EXTRACTED RECORDS:
++++

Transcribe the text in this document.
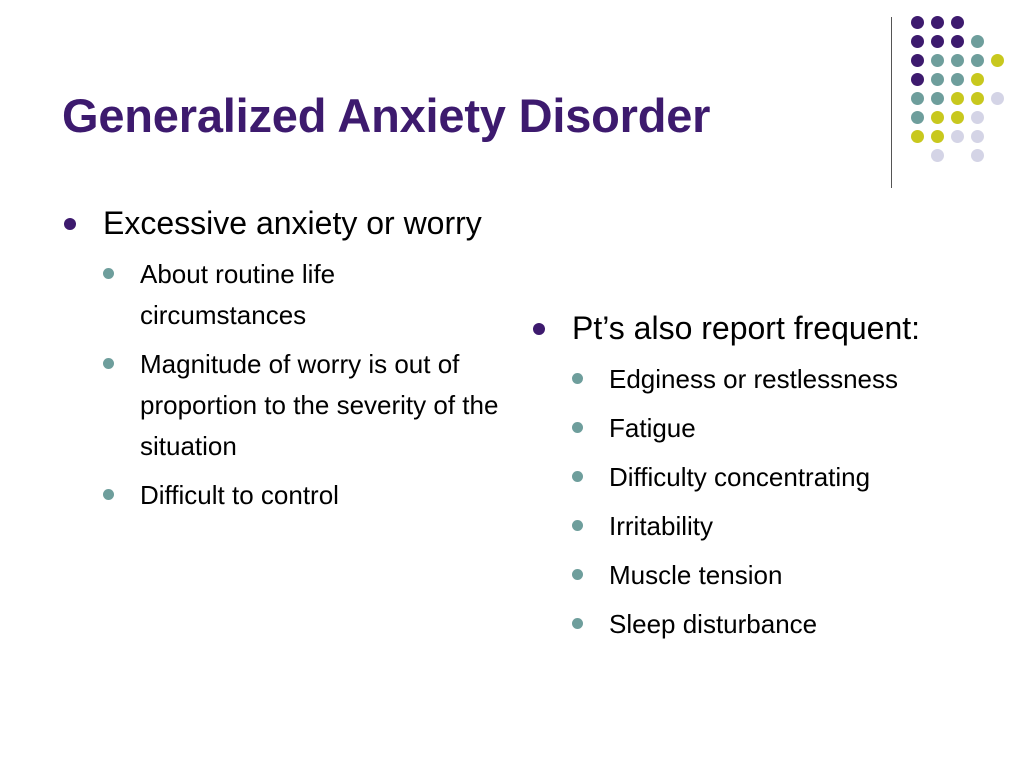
Generalized Anxiety Disorder
Excessive anxiety or worry
About routine life circumstances
Magnitude of worry is out of proportion to the severity of the situation
Difficult to control
Pt’s also report frequent:
Edginess or restlessness
Fatigue
Difficulty concentrating
Irritability
Muscle tension
Sleep disturbance
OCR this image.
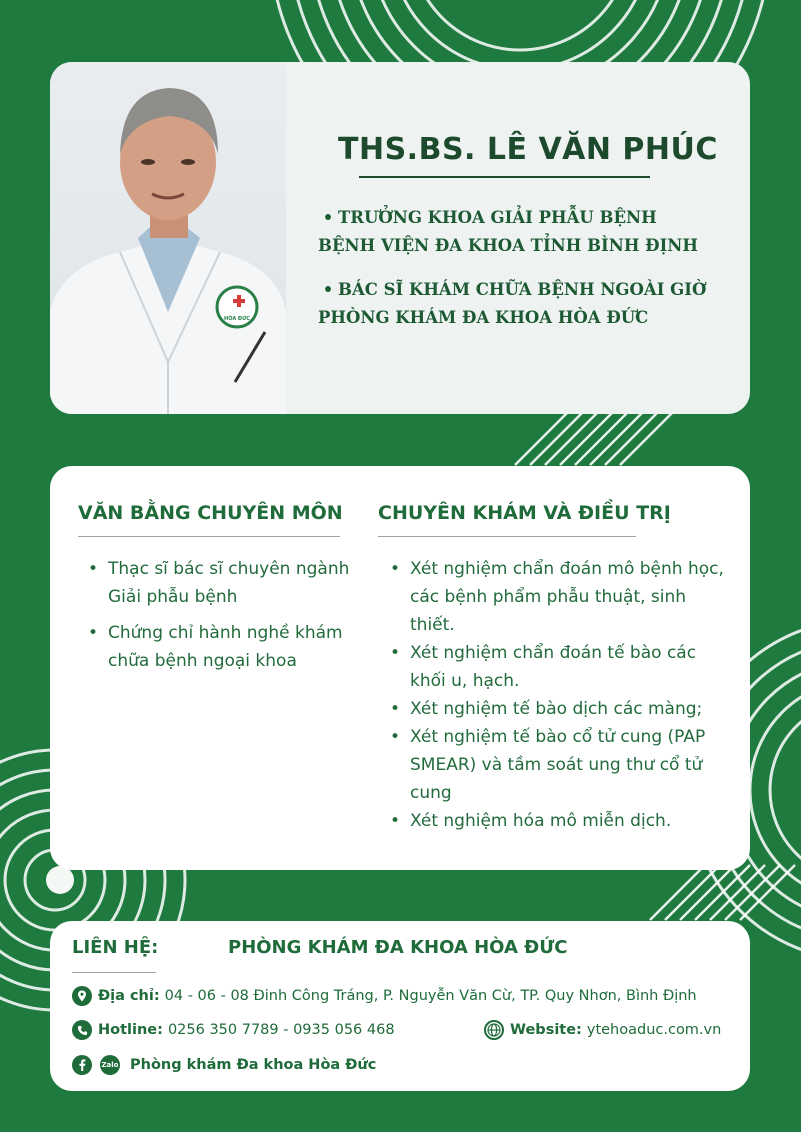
HÒA ĐỨC
THS.BS. LÊ VĂN PHÚC
• TRƯỞNG KHOA GIẢI PHẪU BỆNH
BỆNH VIỆN ĐA KHOA TỈNH BÌNH ĐỊNH
• BÁC SĨ KHÁM CHỮA BỆNH NGOÀI GIỜ
PHÒNG KHÁM ĐA KHOA HÒA ĐỨC
VĂN BẰNG CHUYÊN MÔN
• Thạc sĩ bác sĩ chuyên ngành Giải phẫu bệnh
• Chứng chỉ hành nghề khám chữa bệnh ngoại khoa
CHUYÊN KHÁM VÀ ĐIỀU TRỊ
• Xét nghiệm chẩn đoán mô bệnh học, các bệnh phẩm phẫu thuật, sinh thiết.
• Xét nghiệm chẩn đoán tế bào các khối u, hạch.
• Xét nghiệm tế bào dịch các màng;
• Xét nghiệm tế bào cổ tử cung (PAP SMEAR) và tầm soát ung thư cổ tử cung
• Xét nghiệm hóa mô miễn dịch.
LIÊN HỆ:	PHÒNG KHÁM ĐA KHOA HÒA ĐỨC
Địa chỉ: 04 - 06 - 08 Đinh Công Tráng, P. Nguyễn Văn Cừ, TP. Quy Nhơn, Bình Định
Hotline: 0256 350 7789 - 0935 056 468	Website: ytehoaduc.com.vn
Zalo Phòng khám Đa khoa Hòa Đức
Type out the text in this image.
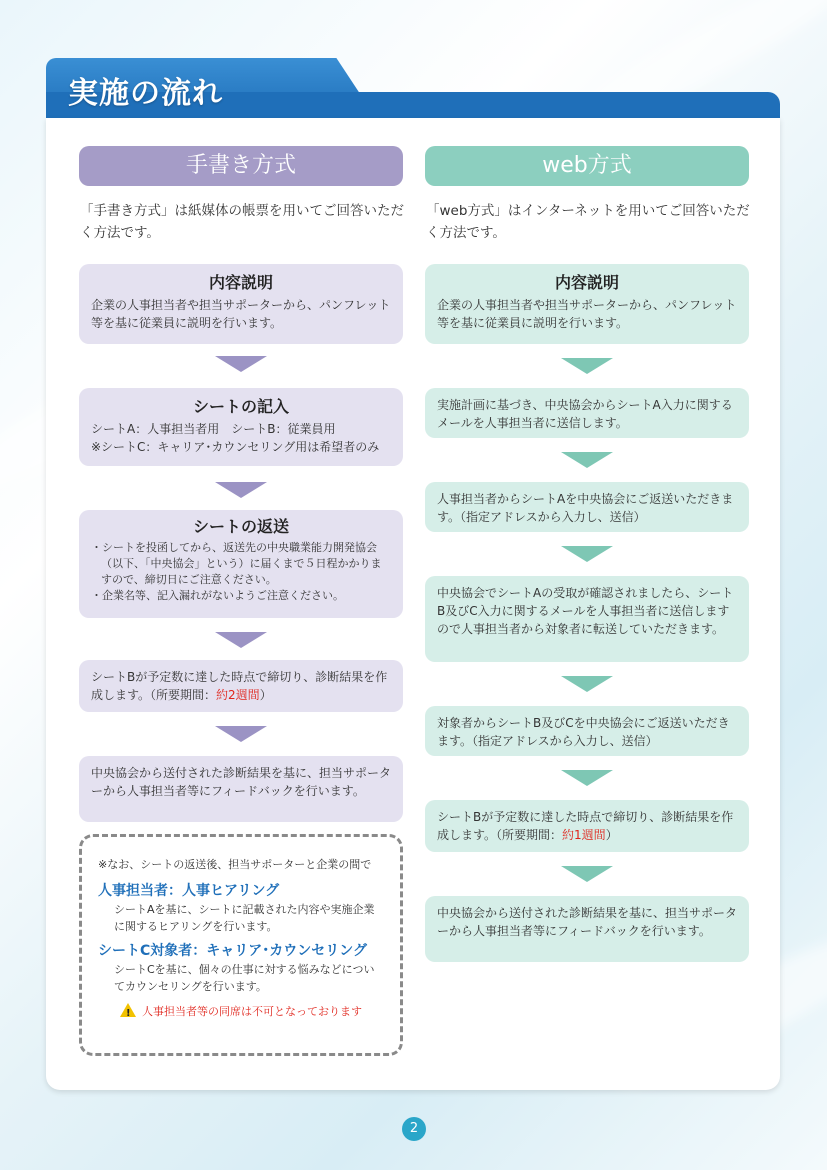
実施の流れ
手書き方式	web方式
「手書き方式」は紙媒体の帳票を用いてご回答いただく方法です。
「web方式」はインターネットを用いてご回答いただく方法です。
内容説明
企業の人事担当者や担当サポーターから、パンフレット等を基に従業員に説明を行います。
シートの記入
シートA：人事担当者用　シートB：従業員用
※シートC：キャリア･カウンセリング用は希望者のみ
シートの返送
・シートを投函してから、返送先の中央職業能力開発協会（以下、「中央協会」という）に届くまで５日程かかりますので、締切日にご注意ください。
・企業名等、記入漏れがないようご注意ください。
シートBが予定数に達した時点で締切り、診断結果を作成します。（所要期間：約2週間）
中央協会から送付された診断結果を基に、担当サポーターから人事担当者等にフィードバックを行います。
※なお、シートの返送後、担当サポーターと企業の間で
人事担当者：人事ヒアリング
シートAを基に、シートに記載された内容や実施企業に関するヒアリングを行います。
シートC対象者：キャリア･カウンセリング
シートCを基に、個々の仕事に対する悩みなどについてカウンセリングを行います。
!人事担当者等の同席は不可となっております
内容説明
企業の人事担当者や担当サポーターから、パンフレット等を基に従業員に説明を行います。
実施計画に基づき、中央協会からシートA入力に関するメールを人事担当者に送信します。
人事担当者からシートAを中央協会にご返送いただきます。（指定アドレスから入力し、送信）
中央協会でシートAの受取が確認されましたら、シートB及びC入力に関するメールを人事担当者に送信しますので人事担当者から対象者に転送していただきます。
対象者からシートB及びCを中央協会にご返送いただきます。（指定アドレスから入力し、送信）
シートBが予定数に達した時点で締切り、診断結果を作成します。（所要期間：約1週間）
中央協会から送付された診断結果を基に、担当サポーターから人事担当者等にフィードバックを行います。
2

++++

TASK TO CARRY OUT: Each line above is to be copied verbatim. Drop any image from the copy.

EXPECTED ANSWER:
Transcribe the text in this document.
Generalized Anxiety Disorder
Excessive anxiety or worry
About routine life circumstances
Magnitude of worry is out of proportion to the severity of the situation
Difficult to control
Pt’s also report frequent:
Edginess or restlessness
Fatigue
Difficulty concentrating
Irritability
Muscle tension
Sleep disturbance
OCR this image.
HÒA ĐỨC
THS.BS. LÊ VĂN PHÚC
• TRƯỞNG KHOA GIẢI PHẪU BỆNH
BỆNH VIỆN ĐA KHOA TỈNH BÌNH ĐỊNH
• BÁC SĨ KHÁM CHỮA BỆNH NGOÀI GIỜ
PHÒNG KHÁM ĐA KHOA HÒA ĐỨC
VĂN BẰNG CHUYÊN MÔN
• Thạc sĩ bác sĩ chuyên ngành Giải phẫu bệnh
• Chứng chỉ hành nghề khám chữa bệnh ngoại khoa
CHUYÊN KHÁM VÀ ĐIỀU TRỊ
• Xét nghiệm chẩn đoán mô bệnh học, các bệnh phẩm phẫu thuật, sinh thiết.
• Xét nghiệm chẩn đoán tế bào các khối u, hạch.
• Xét nghiệm tế bào dịch các màng;
• Xét nghiệm tế bào cổ tử cung (PAP SMEAR) và tầm soát ung thư cổ tử cung
• Xét nghiệm hóa mô miễn dịch.
LIÊN HỆ:	PHÒNG KHÁM ĐA KHOA HÒA ĐỨC
Địa chỉ: 04 - 06 - 08 Đinh Công Tráng, P. Nguyễn Văn Cừ, TP. Quy Nhơn, Bình Định
Hotline: 0256 350 7789 - 0935 056 468	Website: ytehoaduc.com.vn
Zalo Phòng khám Đa khoa Hòa Đức
Type out the text in this image.
実施の流れ
手書き方式	web方式
「手書き方式」は紙媒体の帳票を用いてご回答いただく方法です。
「web方式」はインターネットを用いてご回答いただく方法です。
内容説明
企業の人事担当者や担当サポーターから、パンフレット等を基に従業員に説明を行います。
シートの記入
シートA：人事担当者用　シートB：従業員用
※シートC：キャリア･カウンセリング用は希望者のみ
シートの返送
・シートを投函してから、返送先の中央職業能力開発協会（以下、「中央協会」という）に届くまで５日程かかりますので、締切日にご注意ください。
・企業名等、記入漏れがないようご注意ください。
シートBが予定数に達した時点で締切り、診断結果を作成します。（所要期間：約2週間）
中央協会から送付された診断結果を基に、担当サポーターから人事担当者等にフィードバックを行います。
※なお、シートの返送後、担当サポーターと企業の間で
人事担当者：人事ヒアリング
シートAを基に、シートに記載された内容や実施企業に関するヒアリングを行います。
シートC対象者：キャリア･カウンセリング
シートCを基に、個々の仕事に対する悩みなどについてカウンセリングを行います。
!人事担当者等の同席は不可となっております
内容説明
企業の人事担当者や担当サポーターから、パンフレット等を基に従業員に説明を行います。
実施計画に基づき、中央協会からシートA入力に関するメールを人事担当者に送信します。
人事担当者からシートAを中央協会にご返送いただきます。（指定アドレスから入力し、送信）
中央協会でシートAの受取が確認されましたら、シートB及びC入力に関するメールを人事担当者に送信しますので人事担当者から対象者に転送していただきます。
対象者からシートB及びCを中央協会にご返送いただきます。（指定アドレスから入力し、送信）
シートBが予定数に達した時点で締切り、診断結果を作成します。（所要期間：約1週間）
中央協会から送付された診断結果を基に、担当サポーターから人事担当者等にフィードバックを行います。
2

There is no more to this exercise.